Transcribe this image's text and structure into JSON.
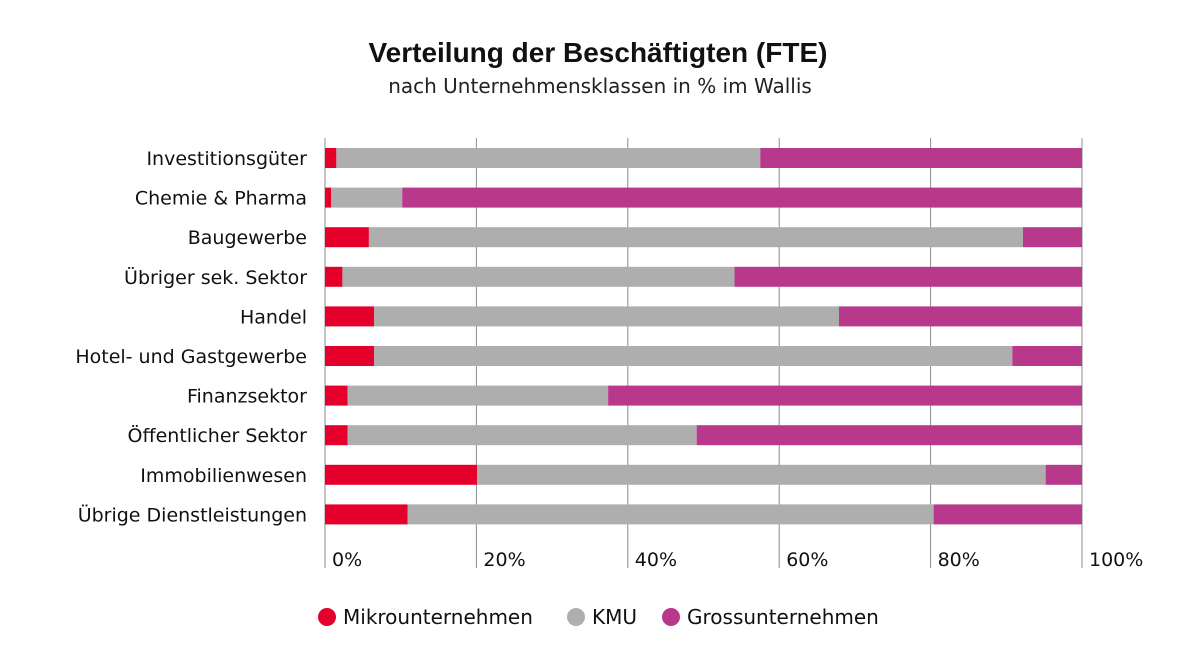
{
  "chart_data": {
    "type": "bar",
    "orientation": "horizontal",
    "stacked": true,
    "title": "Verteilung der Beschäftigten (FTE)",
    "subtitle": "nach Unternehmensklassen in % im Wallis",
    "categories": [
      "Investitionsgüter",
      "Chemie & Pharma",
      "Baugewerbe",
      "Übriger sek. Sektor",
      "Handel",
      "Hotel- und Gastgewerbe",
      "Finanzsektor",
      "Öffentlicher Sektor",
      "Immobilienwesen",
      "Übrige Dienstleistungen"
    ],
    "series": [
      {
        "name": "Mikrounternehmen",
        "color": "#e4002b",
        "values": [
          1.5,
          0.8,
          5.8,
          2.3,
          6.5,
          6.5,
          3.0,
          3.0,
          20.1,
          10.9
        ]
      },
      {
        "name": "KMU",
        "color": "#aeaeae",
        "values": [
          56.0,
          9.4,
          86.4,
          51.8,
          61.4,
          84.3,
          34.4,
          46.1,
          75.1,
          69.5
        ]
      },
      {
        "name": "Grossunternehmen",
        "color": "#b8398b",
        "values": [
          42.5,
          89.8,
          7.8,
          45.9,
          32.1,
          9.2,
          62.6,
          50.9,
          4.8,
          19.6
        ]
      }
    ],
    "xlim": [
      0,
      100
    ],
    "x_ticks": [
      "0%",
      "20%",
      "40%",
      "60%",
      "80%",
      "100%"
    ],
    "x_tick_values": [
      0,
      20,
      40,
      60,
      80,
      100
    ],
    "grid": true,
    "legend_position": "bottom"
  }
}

****************************************

Problem to solve
Excluding the pictures, restate the records above word for word.

Final result
Transcribe this image's text and structure into JSON.
{
  "chart_data": {
    "type": "bar",
    "orientation": "horizontal",
    "stacked": true,
    "title": "Verteilung der Beschäftigten (FTE)",
    "subtitle": "nach Unternehmensklassen in % im Wallis",
    "categories": [
      "Investitionsgüter",
      "Chemie & Pharma",
      "Baugewerbe",
      "Übriger sek. Sektor",
      "Handel",
      "Hotel- und Gastgewerbe",
      "Finanzsektor",
      "Öffentlicher Sektor",
      "Immobilienwesen",
      "Übrige Dienstleistungen"
    ],
    "series": [
      {
        "name": "Mikrounternehmen",
        "color": "#e4002b",
        "values": [
          1.5,
          0.8,
          5.8,
          2.3,
          6.5,
          6.5,
          3.0,
          3.0,
          20.1,
          10.9
        ]
      },
      {
        "name": "KMU",
        "color": "#aeaeae",
        "values": [
          56.0,
          9.4,
          86.4,
          51.8,
          61.4,
          84.3,
          34.4,
          46.1,
          75.1,
          69.5
        ]
      },
      {
        "name": "Grossunternehmen",
        "color": "#b8398b",
        "values": [
          42.5,
          89.8,
          7.8,
          45.9,
          32.1,
          9.2,
          62.6,
          50.9,
          4.8,
          19.6
        ]
      }
    ],
    "xlim": [
      0,
      100
    ],
    "x_ticks": [
      "0%",
      "20%",
      "40%",
      "60%",
      "80%",
      "100%"
    ],
    "x_tick_values": [
      0,
      20,
      40,
      60,
      80,
      100
    ],
    "grid": true,
    "legend_position": "bottom"
  }
}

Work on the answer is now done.